_What you have to do_.
Look through the data below. Show each line where the string "此处可播放相关音频" occurs.
### Dataset content ###
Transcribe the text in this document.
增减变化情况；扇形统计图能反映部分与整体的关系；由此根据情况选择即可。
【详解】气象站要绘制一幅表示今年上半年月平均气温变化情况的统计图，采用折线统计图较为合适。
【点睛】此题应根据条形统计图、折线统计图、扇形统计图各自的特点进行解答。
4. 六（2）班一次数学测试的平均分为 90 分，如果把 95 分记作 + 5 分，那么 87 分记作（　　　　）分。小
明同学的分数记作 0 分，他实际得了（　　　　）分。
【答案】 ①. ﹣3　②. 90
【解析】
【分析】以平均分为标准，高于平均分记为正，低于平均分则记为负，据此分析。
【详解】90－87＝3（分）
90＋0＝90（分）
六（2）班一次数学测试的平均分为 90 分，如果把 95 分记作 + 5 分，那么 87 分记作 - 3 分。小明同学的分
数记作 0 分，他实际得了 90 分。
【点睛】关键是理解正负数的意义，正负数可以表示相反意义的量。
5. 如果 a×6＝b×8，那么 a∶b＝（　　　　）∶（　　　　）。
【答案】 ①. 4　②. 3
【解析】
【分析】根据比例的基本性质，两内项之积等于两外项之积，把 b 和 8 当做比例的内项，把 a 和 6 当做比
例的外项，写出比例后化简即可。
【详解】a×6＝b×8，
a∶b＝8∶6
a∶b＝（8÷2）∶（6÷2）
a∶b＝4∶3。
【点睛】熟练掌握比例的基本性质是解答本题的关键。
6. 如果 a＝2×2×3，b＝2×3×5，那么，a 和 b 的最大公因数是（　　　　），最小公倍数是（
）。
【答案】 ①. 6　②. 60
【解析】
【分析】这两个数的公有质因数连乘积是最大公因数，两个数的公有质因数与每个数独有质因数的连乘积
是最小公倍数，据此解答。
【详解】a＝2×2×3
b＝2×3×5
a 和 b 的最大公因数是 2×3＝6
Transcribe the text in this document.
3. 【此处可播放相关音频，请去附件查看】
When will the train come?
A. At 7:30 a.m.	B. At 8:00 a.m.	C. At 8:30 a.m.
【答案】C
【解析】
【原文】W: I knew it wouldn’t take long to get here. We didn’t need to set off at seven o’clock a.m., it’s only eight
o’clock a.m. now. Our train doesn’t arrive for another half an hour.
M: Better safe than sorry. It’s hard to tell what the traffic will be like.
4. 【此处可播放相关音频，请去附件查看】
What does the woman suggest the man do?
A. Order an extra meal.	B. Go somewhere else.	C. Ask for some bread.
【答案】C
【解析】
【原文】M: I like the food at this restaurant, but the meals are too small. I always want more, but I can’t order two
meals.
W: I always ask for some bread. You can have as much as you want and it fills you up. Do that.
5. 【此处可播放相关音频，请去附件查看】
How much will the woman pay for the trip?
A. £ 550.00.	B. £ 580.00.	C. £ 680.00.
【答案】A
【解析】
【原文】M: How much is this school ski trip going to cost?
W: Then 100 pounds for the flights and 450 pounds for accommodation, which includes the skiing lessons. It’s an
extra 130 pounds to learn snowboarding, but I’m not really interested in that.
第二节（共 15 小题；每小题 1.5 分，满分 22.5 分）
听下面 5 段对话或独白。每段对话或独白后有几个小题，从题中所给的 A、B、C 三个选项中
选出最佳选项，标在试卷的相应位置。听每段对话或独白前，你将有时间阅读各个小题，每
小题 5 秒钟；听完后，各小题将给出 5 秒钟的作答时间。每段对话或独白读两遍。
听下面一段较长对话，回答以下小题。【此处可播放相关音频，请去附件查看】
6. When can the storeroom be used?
###
_Exercise response_.
3. 【此处可播放相关音频，请去附件查看】
4. 【此处可播放相关音频，请去附件查看】
5. 【此处可播放相关音频，请去附件查看】
听下面一段较长对话，回答以下小题。【此处可播放相关音频，请去附件查看】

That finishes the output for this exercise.